Raw records
========================================

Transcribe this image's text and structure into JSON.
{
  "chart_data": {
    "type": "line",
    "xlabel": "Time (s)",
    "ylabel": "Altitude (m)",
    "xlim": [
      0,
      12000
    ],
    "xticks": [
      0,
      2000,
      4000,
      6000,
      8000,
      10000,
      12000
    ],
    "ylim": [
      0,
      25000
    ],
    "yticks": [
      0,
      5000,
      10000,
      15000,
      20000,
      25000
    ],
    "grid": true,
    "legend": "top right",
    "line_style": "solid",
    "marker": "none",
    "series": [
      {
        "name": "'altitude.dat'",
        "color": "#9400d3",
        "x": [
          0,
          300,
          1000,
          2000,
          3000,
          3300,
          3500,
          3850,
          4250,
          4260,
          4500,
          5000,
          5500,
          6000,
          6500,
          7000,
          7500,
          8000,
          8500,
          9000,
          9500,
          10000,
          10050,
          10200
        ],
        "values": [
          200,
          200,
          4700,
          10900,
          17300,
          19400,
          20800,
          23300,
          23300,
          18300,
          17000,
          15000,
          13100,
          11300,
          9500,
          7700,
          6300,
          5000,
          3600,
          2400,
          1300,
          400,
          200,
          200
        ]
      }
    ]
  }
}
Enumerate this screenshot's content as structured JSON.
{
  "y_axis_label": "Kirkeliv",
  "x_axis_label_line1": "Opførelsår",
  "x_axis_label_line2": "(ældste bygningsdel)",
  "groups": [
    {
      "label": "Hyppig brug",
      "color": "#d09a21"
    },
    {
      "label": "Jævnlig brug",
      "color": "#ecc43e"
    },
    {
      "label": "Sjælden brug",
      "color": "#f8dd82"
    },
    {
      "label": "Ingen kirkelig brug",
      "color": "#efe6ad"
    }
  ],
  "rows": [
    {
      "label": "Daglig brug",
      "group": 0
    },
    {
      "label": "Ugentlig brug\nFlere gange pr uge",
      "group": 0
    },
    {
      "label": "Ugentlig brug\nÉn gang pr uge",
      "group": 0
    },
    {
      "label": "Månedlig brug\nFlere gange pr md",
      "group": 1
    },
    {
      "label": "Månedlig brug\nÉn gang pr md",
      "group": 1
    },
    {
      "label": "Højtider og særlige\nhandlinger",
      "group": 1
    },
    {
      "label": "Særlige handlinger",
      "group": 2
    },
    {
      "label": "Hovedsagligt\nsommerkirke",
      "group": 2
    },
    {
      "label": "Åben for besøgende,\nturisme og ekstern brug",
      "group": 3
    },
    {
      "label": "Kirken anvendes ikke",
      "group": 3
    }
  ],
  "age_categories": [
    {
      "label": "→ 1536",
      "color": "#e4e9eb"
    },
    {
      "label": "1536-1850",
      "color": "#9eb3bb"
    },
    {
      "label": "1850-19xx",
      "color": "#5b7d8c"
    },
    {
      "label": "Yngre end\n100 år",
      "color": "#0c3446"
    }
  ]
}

========================================

> **Work to complete**: Produce an exact copy of the lines from the one containing "Enumerate this screenshot's" through the last line, and of nothing else.

> **Answer**:
Enumerate this screenshot's content as structured JSON.
{
  "y_axis_label": "Kirkeliv",
  "x_axis_label_line1": "Opførelsår",
  "x_axis_label_line2": "(ældste bygningsdel)",
  "groups": [
    {
      "label": "Hyppig brug",
      "color": "#d09a21"
    },
    {
      "label": "Jævnlig brug",
      "color": "#ecc43e"
    },
    {
      "label": "Sjælden brug",
      "color": "#f8dd82"
    },
    {
      "label": "Ingen kirkelig brug",
      "color": "#efe6ad"
    }
  ],
  "rows": [
    {
      "label": "Daglig brug",
      "group": 0
    },
    {
      "label": "Ugentlig brug\nFlere gange pr uge",
      "group": 0
    },
    {
      "label": "Ugentlig brug\nÉn gang pr uge",
      "group": 0
    },
    {
      "label": "Månedlig brug\nFlere gange pr md",
      "group": 1
    },
    {
      "label": "Månedlig brug\nÉn gang pr md",
      "group": 1
    },
    {
      "label": "Højtider og særlige\nhandlinger",
      "group": 1
    },
    {
      "label": "Særlige handlinger",
      "group": 2
    },
    {
      "label": "Hovedsagligt\nsommerkirke",
      "group": 2
    },
    {
      "label": "Åben for besøgende,\nturisme og ekstern brug",
      "group": 3
    },
    {
      "label": "Kirken anvendes ikke",
      "group": 3
    }
  ],
  "age_categories": [
    {
      "label": "→ 1536",
      "color": "#e4e9eb"
    },
    {
      "label": "1536-1850",
      "color": "#9eb3bb"
    },
    {
      "label": "1850-19xx",
      "color": "#5b7d8c"
    },
    {
      "label": "Yngre end\n100 år",
      "color": "#0c3446"
    }
  ]
}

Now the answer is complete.